_Your goal_
Wherever "wildlife" appears in a line, list that line.

_Supplied material_
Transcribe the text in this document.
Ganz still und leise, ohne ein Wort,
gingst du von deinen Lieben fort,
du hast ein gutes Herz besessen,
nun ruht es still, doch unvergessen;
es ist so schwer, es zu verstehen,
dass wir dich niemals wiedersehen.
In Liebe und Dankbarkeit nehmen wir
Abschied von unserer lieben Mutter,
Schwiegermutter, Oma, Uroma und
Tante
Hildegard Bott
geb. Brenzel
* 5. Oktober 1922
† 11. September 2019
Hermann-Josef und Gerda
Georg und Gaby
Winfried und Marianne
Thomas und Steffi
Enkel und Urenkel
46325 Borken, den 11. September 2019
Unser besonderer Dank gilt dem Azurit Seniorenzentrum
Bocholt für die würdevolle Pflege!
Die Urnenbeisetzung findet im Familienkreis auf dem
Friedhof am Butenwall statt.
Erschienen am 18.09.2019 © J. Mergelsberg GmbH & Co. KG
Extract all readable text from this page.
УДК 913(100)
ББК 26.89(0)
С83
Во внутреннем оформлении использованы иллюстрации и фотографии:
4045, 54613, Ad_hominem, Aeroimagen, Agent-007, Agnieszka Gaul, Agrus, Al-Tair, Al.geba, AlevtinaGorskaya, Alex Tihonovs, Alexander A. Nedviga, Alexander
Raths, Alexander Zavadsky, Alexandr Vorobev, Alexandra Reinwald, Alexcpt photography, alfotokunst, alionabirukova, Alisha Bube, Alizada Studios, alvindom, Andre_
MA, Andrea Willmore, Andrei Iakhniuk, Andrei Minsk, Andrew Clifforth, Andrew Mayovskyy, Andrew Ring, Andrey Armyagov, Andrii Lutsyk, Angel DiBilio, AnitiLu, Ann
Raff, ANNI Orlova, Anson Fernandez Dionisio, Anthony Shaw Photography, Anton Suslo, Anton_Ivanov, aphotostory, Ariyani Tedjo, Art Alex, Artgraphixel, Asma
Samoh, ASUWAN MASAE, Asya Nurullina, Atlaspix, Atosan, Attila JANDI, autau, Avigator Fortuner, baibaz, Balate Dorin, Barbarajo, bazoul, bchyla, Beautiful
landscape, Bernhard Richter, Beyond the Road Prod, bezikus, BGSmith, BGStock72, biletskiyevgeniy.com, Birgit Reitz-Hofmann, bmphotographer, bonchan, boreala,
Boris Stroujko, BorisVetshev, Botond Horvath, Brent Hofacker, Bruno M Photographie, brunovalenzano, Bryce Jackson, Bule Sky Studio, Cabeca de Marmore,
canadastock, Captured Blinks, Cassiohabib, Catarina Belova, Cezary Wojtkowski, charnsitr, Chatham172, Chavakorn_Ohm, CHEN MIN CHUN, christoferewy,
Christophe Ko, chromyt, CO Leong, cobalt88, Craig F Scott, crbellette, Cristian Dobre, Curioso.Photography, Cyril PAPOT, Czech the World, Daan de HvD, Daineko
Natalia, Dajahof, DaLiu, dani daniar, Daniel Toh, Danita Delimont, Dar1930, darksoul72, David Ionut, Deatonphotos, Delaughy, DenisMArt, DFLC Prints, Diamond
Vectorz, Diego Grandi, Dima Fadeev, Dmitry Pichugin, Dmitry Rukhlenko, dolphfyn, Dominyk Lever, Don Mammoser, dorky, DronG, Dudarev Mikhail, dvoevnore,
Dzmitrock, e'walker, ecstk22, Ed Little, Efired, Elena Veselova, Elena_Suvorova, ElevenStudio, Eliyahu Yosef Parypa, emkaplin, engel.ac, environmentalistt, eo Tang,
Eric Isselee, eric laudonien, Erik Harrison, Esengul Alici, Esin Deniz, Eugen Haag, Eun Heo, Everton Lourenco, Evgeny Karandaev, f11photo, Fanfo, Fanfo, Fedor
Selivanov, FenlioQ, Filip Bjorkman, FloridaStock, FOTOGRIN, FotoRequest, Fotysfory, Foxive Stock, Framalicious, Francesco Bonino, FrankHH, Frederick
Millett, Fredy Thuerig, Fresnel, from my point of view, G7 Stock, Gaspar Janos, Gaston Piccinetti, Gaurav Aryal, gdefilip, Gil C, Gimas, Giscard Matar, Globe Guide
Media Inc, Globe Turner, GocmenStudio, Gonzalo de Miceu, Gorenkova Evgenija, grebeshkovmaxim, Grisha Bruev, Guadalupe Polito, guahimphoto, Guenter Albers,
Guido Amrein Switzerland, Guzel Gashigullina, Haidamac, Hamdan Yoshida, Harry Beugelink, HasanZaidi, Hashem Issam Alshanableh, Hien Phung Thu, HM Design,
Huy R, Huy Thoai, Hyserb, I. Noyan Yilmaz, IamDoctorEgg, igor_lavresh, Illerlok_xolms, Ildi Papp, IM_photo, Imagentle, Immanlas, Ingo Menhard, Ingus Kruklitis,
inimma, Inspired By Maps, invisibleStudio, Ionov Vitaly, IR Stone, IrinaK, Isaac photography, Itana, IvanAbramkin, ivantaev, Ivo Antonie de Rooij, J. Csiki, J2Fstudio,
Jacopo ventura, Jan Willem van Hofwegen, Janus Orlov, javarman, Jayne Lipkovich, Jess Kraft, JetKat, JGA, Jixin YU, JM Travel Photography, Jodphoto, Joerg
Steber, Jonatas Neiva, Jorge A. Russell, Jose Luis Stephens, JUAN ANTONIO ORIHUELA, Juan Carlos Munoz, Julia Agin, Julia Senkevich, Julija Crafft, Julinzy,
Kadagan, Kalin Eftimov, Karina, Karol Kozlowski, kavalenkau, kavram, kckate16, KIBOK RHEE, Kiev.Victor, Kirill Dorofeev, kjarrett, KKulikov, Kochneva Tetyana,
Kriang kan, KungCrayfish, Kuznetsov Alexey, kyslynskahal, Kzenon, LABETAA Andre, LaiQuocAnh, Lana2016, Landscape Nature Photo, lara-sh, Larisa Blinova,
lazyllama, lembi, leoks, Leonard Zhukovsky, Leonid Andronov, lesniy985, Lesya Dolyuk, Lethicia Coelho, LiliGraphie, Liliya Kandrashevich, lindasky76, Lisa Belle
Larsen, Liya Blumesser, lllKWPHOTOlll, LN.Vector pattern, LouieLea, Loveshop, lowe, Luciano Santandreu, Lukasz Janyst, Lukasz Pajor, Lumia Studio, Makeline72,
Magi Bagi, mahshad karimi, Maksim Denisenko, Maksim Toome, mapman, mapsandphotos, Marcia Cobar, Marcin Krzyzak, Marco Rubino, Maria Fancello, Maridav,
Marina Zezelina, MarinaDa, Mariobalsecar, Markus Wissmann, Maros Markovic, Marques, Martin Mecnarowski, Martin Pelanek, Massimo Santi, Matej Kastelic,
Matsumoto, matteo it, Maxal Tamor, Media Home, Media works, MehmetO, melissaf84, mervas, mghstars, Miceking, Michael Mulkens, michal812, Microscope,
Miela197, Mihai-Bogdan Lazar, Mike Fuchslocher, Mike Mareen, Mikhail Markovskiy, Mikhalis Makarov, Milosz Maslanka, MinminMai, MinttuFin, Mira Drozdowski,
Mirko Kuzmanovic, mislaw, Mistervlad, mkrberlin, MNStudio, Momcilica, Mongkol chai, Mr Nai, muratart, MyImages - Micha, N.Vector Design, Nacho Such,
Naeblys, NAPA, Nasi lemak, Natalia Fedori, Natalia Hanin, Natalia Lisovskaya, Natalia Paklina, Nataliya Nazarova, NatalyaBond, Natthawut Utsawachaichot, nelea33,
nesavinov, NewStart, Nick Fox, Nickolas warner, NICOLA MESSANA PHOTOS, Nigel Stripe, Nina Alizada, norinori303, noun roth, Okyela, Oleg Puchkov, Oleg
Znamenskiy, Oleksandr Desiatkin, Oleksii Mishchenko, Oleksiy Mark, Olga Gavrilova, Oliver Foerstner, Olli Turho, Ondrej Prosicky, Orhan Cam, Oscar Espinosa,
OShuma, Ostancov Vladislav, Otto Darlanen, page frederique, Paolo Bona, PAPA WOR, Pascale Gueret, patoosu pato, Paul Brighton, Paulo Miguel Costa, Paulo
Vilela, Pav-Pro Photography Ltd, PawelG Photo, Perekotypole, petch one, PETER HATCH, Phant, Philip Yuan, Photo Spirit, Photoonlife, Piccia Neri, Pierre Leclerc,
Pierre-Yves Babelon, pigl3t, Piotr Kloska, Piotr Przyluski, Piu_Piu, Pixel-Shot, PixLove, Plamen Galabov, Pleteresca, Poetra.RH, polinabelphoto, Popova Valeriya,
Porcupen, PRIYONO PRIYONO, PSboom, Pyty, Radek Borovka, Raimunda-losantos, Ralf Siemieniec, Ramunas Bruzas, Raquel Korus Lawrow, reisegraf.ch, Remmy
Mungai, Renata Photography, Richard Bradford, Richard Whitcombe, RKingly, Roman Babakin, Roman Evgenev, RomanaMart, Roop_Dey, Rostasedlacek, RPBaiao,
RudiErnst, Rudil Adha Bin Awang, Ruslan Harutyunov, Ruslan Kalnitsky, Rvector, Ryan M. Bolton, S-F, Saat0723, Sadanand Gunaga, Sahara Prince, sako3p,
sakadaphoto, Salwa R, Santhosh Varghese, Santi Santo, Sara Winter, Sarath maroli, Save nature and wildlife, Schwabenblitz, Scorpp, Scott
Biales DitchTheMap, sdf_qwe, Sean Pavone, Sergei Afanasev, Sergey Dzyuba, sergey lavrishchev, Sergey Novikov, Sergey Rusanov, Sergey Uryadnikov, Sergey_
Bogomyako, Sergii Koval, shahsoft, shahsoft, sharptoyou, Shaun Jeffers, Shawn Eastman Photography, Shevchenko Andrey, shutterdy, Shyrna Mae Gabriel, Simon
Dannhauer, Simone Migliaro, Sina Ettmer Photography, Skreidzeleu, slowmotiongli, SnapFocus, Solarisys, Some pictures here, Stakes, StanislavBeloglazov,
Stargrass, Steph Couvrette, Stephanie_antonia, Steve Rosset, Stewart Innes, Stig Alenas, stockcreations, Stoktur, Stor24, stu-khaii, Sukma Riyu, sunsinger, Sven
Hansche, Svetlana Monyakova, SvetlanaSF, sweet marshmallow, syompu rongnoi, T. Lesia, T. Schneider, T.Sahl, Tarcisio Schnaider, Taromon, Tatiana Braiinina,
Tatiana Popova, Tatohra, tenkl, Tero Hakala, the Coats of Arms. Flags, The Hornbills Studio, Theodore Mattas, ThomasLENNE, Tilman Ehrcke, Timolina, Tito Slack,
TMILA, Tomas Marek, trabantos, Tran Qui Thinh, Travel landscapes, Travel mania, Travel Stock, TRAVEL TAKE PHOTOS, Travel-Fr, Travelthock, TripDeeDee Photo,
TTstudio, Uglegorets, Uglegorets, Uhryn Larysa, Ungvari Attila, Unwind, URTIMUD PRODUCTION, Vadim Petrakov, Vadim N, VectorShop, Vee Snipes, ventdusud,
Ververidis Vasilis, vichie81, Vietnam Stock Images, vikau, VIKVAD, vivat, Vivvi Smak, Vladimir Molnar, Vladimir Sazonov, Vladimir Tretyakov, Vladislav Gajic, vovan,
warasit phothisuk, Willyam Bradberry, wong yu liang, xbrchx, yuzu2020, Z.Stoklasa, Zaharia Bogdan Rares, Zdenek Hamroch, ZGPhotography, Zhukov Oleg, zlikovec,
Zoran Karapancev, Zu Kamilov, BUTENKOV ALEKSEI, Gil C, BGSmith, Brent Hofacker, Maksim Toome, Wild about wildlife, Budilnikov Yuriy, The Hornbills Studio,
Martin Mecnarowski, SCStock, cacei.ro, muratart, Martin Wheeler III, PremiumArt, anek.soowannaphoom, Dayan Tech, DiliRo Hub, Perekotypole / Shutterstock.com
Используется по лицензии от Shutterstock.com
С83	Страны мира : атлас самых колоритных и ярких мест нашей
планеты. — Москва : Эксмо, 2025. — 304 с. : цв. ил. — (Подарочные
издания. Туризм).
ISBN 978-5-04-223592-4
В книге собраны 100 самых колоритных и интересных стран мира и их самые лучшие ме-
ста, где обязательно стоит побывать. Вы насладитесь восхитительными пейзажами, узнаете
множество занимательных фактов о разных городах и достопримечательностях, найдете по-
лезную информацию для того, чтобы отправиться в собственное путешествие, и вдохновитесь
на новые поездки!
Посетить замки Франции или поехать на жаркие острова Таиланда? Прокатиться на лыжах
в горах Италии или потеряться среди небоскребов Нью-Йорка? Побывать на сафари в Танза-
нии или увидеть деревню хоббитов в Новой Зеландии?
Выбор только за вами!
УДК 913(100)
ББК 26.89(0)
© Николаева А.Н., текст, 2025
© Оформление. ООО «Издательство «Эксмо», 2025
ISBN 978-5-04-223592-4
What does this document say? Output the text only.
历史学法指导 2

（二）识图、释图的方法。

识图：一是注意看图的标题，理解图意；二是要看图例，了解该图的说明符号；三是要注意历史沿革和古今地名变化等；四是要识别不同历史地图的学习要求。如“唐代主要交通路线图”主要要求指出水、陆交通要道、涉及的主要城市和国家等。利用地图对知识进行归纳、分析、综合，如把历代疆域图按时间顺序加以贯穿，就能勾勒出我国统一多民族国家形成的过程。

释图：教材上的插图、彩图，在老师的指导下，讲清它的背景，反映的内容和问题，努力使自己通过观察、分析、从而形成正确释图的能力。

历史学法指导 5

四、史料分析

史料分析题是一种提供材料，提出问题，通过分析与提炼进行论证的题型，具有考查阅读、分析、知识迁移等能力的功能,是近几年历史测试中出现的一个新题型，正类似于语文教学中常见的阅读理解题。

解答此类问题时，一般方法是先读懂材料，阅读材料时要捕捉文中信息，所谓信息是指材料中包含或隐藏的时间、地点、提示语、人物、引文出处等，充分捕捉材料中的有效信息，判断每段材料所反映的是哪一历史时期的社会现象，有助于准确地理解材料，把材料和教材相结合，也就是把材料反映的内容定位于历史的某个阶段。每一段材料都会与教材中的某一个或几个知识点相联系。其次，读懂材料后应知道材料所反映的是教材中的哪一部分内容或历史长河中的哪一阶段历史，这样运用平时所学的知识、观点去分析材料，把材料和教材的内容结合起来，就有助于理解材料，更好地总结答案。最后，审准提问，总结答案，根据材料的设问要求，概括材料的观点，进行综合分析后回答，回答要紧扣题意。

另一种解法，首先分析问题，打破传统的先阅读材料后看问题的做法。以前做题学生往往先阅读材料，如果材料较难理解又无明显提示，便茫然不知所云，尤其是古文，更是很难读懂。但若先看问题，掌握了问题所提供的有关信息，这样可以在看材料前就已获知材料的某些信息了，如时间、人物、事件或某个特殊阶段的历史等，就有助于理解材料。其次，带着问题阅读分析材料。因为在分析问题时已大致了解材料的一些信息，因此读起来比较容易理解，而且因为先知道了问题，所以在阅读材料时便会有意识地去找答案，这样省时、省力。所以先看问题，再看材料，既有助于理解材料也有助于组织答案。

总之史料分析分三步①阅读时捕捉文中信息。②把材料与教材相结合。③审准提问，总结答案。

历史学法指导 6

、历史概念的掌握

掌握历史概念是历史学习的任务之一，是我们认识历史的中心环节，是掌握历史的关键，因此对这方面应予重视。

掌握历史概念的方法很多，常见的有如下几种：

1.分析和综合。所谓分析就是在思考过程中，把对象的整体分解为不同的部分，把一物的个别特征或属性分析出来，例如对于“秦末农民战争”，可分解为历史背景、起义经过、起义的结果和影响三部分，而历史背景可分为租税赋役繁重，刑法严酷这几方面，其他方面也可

_Answer_
sakadaphoto, Salwa R, Santhosh Varghese, Santi Santo, Sara Winter, Sarath maroli, Save nature and wildlife, Schwabenblitz, Scorpp, Scott
Zoran Karapancev, Zu Kamilov, BUTENKOV ALEKSEI, Gil C, BGSmith, Brent Hofacker, Maksim Toome, Wild about wildlife, Budilnikov Yuriy, The Hornbills Studio,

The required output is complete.